WHAT IS BEING ASKED: Would it be possible to write out each entry below exactly, without the pictures?

------------------------------

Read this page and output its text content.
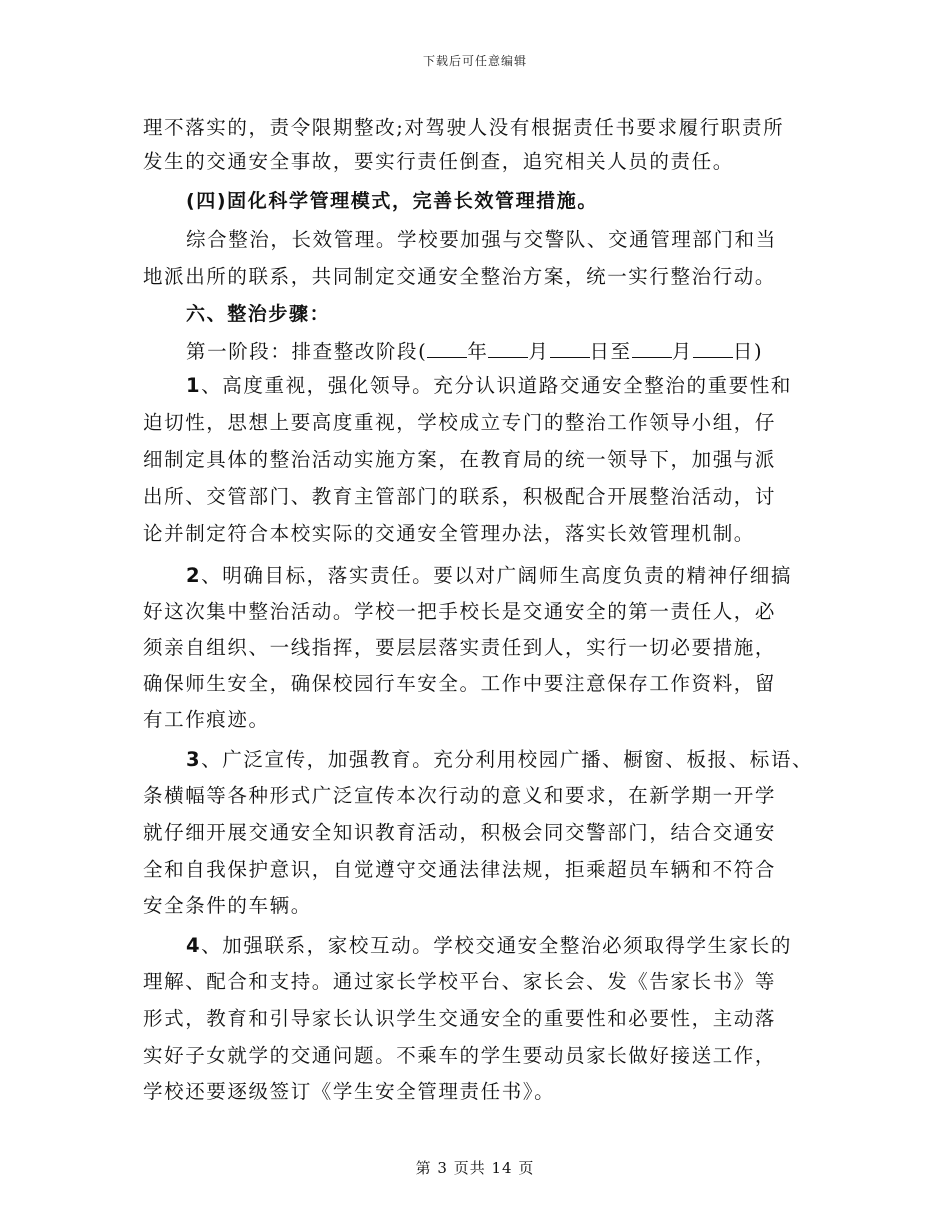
下载后可任意编辑
理不落实的，责令限期整改;对驾驶人没有根据责任书要求履行职责所
发生的交通安全事故，要实行责任倒查，追究相关人员的责任。
(四)固化科学管理模式，完善长效管理措施。
综合整治，长效管理。学校要加强与交警队、交通管理部门和当
地派出所的联系，共同制定交通安全整治方案，统一实行整治行动。
六、整治步骤：
第一阶段：排查整改阶段( 年 月 日至 月 日)
1、高度重视，强化领导。充分认识道路交通安全整治的重要性和
迫切性，思想上要高度重视，学校成立专门的整治工作领导小组，仔
细制定具体的整治活动实施方案，在教育局的统一领导下，加强与派
出所、交管部门、教育主管部门的联系，积极配合开展整治活动，讨
论并制定符合本校实际的交通安全管理办法，落实长效管理机制。
2、明确目标，落实责任。要以对广阔师生高度负责的精神仔细搞
好这次集中整治活动。学校一把手校长是交通安全的第一责任人，必
须亲自组织、一线指挥，要层层落实责任到人，实行一切必要措施，
确保师生安全，确保校园行车安全。工作中要注意保存工作资料，留
有工作痕迹。
3、广泛宣传，加强教育。充分利用校园广播、橱窗、板报、标语、
条横幅等各种形式广泛宣传本次行动的意义和要求，在新学期一开学
就仔细开展交通安全知识教育活动，积极会同交警部门，结合交通安
全和自我保护意识，自觉遵守交通法律法规，拒乘超员车辆和不符合
安全条件的车辆。
4、加强联系，家校互动。学校交通安全整治必须取得学生家长的
理解、配合和支持。通过家长学校平台、家长会、发《告家长书》等
形式，教育和引导家长认识学生交通安全的重要性和必要性，主动落
实好子女就学的交通问题。不乘车的学生要动员家长做好接送工作，
学校还要逐级签订《学生安全管理责任书》。
第 3 页共 14 页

------------------------------

WRITTEN RESPONSE:
Read this page and output its text content.
下载后可任意编辑
理不落实的，责令限期整改;对驾驶人没有根据责任书要求履行职责所
发生的交通安全事故，要实行责任倒查，追究相关人员的责任。
(四)固化科学管理模式，完善长效管理措施。
综合整治，长效管理。学校要加强与交警队、交通管理部门和当
地派出所的联系，共同制定交通安全整治方案，统一实行整治行动。
六、整治步骤：
第一阶段：排查整改阶段( 年 月 日至 月 日)
1、高度重视，强化领导。充分认识道路交通安全整治的重要性和
迫切性，思想上要高度重视，学校成立专门的整治工作领导小组，仔
细制定具体的整治活动实施方案，在教育局的统一领导下，加强与派
出所、交管部门、教育主管部门的联系，积极配合开展整治活动，讨
论并制定符合本校实际的交通安全管理办法，落实长效管理机制。
2、明确目标，落实责任。要以对广阔师生高度负责的精神仔细搞
好这次集中整治活动。学校一把手校长是交通安全的第一责任人，必
须亲自组织、一线指挥，要层层落实责任到人，实行一切必要措施，
确保师生安全，确保校园行车安全。工作中要注意保存工作资料，留
有工作痕迹。
3、广泛宣传，加强教育。充分利用校园广播、橱窗、板报、标语、
条横幅等各种形式广泛宣传本次行动的意义和要求，在新学期一开学
就仔细开展交通安全知识教育活动，积极会同交警部门，结合交通安
全和自我保护意识，自觉遵守交通法律法规，拒乘超员车辆和不符合
安全条件的车辆。
4、加强联系，家校互动。学校交通安全整治必须取得学生家长的
理解、配合和支持。通过家长学校平台、家长会、发《告家长书》等
形式，教育和引导家长认识学生交通安全的重要性和必要性，主动落
实好子女就学的交通问题。不乘车的学生要动员家长做好接送工作，
学校还要逐级签订《学生安全管理责任书》。
第 3 页共 14 页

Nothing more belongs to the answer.